**Texto de lectura**
━━━━━━━━━━━━━━━━━━━━━━━━━━━━━━
Pese a que los países europeos desearían pasar página en Ucrania y ponerse al nada fácil trabajo de evitar su colapso económico y social y a mejorar sus relaciones con los vecinos del Este, la Rusia del presidente Putin se empeña en alejar todo atisbo de desescalada y, día a día, se suceden los gestos de tanteo, desafío o retorsión.
Un día se despliegan tropas rusas donde sólo pueden intimidar. Otro día los aviones o los submarinos rusos entran en los espacios aéreo y marítimo haciendo despegar a los cazas que controlan el espacio aéreo (entre muchos otros, los cazas españoles en misión de Policía Aérea en el Báltico el 21 de enero) o a los buques que protegen las aguas territoriales. Otro día es la presencia de soldados rusos “perdidos” en territorio ucraniano o de “voluntarios” que cruzan la frontera con su armamento para pasar sus vacaciones apoyando a las fuerzas separatistas. Otro día son las declaraciones del presidente, de miembros de su gobierno o de sus portavoces, acusando a Occidente de histeria anti-rusa, de querer su sangre, de pretender aislar a Rusia, asfixiar su economía o derrocar su gobierno.
Al igual que la tortura china de la gota –no confundir con la “bota malaya”– que conducía a la locura, primero, y a la muerte después, la “gota” rusa pone a prueba el deseo de acomodación y apaciguamiento de la mayor parte de sus vecinos occidentales, invita a romper la unanimidad sobre las sanciones y alimenta el pulso que Rusia mantiene con Occidente. No todos los países occidentales están interesados en sostener el pulso y, a nada que el goteo se reduce, enseguida claman por pasar página. Así, y tras entrar en vigor las sanciones el 5 de diciembre pasado, bastó una moderación de los combates en las semanas siguientes o la expectativa de un acuerdo entre las partes a principios de año para que varios países europeos abogaran por aligerar dichas sanciones. Incluso los países más agresivos con Moscú han evitado hasta ahora proporcionar ayuda militar letal a las fuerzas armadas ucranianas que pide el gobierno de Kiev para evitar una escalada en su enfrentamiento con los rebeldes separatistas. Bastaría una orden del presidente ruso para que la mayor parte de los gobiernos occidentales y sus sociedades detrás apoyaran la desescalada en la confrontación actual. Pero la orden no llega, y tras reanudarse las hostilidades y fracasado las negociaciones de Minsk, Bielorrusia, entre las partes enfrentadas, la UE ha prorrogado sus sanciones económicas y estudia ampliarlas mientras que en EEUU se sopesa la necesidad de enviar equipos militares a Ucrania.
━━━━━━━━━━━━━━━━━━━━━━━━━━━━━━
**Información proporcionada**
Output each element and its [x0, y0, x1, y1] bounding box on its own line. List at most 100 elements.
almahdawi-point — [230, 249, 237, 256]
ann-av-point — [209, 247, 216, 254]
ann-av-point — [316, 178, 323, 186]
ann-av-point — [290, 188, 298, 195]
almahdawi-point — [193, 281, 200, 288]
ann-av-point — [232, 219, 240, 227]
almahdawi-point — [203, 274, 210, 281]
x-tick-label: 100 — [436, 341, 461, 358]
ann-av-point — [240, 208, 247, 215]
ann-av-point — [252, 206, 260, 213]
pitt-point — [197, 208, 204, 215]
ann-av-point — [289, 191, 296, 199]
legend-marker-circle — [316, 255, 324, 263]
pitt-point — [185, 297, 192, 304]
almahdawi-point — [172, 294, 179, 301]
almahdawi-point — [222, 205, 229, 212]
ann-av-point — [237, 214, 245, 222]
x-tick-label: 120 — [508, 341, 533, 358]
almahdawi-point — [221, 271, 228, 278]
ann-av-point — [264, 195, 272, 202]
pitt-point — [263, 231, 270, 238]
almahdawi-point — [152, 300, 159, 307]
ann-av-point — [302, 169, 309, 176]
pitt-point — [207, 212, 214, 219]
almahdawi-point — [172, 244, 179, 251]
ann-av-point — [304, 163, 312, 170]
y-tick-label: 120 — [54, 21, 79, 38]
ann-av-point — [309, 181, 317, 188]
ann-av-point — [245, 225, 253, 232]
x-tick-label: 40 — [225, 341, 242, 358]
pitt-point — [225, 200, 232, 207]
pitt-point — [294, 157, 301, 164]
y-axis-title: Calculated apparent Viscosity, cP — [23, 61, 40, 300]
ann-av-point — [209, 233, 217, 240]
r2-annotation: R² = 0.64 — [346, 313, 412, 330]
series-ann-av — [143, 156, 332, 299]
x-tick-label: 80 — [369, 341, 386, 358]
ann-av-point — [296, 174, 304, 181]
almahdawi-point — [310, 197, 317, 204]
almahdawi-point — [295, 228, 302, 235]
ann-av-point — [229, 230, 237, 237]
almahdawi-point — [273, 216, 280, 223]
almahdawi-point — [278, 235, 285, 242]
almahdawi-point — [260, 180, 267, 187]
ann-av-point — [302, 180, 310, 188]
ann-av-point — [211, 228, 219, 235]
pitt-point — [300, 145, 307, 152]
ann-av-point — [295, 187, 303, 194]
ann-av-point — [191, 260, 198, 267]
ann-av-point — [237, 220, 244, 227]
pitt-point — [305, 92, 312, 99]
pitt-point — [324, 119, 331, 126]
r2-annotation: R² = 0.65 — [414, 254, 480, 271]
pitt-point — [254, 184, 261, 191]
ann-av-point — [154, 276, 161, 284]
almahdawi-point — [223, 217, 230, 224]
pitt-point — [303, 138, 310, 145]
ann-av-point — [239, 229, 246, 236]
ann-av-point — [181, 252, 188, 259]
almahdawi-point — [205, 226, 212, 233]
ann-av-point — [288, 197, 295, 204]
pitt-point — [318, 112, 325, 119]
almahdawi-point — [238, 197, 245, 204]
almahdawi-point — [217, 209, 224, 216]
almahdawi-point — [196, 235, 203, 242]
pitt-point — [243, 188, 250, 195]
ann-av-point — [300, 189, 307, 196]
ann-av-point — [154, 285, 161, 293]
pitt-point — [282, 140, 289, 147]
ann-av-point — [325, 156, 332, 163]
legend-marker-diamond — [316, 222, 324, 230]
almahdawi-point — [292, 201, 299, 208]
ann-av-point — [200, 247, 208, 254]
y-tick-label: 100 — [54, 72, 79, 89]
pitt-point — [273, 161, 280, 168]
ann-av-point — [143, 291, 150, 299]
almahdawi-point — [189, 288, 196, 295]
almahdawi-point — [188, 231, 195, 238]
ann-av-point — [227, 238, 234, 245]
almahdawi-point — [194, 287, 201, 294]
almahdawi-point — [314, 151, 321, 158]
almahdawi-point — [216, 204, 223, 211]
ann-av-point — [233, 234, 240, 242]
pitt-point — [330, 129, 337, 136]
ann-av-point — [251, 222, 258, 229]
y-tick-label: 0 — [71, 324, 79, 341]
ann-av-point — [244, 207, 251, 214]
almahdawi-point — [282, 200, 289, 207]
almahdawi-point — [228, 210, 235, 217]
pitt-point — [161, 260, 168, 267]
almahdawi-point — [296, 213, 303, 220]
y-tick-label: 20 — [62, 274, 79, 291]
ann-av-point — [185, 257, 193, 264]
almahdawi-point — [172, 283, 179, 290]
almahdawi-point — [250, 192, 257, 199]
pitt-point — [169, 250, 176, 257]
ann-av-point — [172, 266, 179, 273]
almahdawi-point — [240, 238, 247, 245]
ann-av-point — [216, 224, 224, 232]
━━━━━━━━━━━━━━━━━━━━━━━━━━━━━━
**Qué se pide**
A – Indica si cada una de estas afirmaciones concuerda con el texto sobre Rusia y Occidente y respalda cada respuesta con las palabras exactas del texto que lo deciden: (i) las sanciones entraron en vigor el 5 de diciembre; (ii) los países más agresivos con Moscú ya han proporcionado ayuda militar letal a las fuerzas armadas ucranianas; (iii) la UE ha prorrogado sus sanciones económicas.
B – En el texto sobre Rusia y Occidente, rebautiza "países europeos" como "Estados europeos" y copia el tramo entre "Pese a que los" y "desafío o retorsión.", ambos incluidos.

**Respuestas esperadas**
A –
(i) Sí: "tras entrar en vigor las sanciones el 5 de diciembre pasado".
(ii) No: "Incluso los países más agresivos con Moscú han evitado hasta ahora proporcionar ayuda militar letal a las fuerzas armadas ucranianas".
(iii) Sí: "la UE ha prorrogado sus sanciones económicas".

B –
Pese a que los Estados europeos desearían pasar página en Ucrania y ponerse al nada fácil trabajo de evitar su colapso económico y social y a mejorar sus relaciones con los vecinos del Este, la Rusia del presidente Putin se empeña en alejar todo atisbo de desescalada y, día a día, se suceden los gestos de tanteo, desafío o retorsión.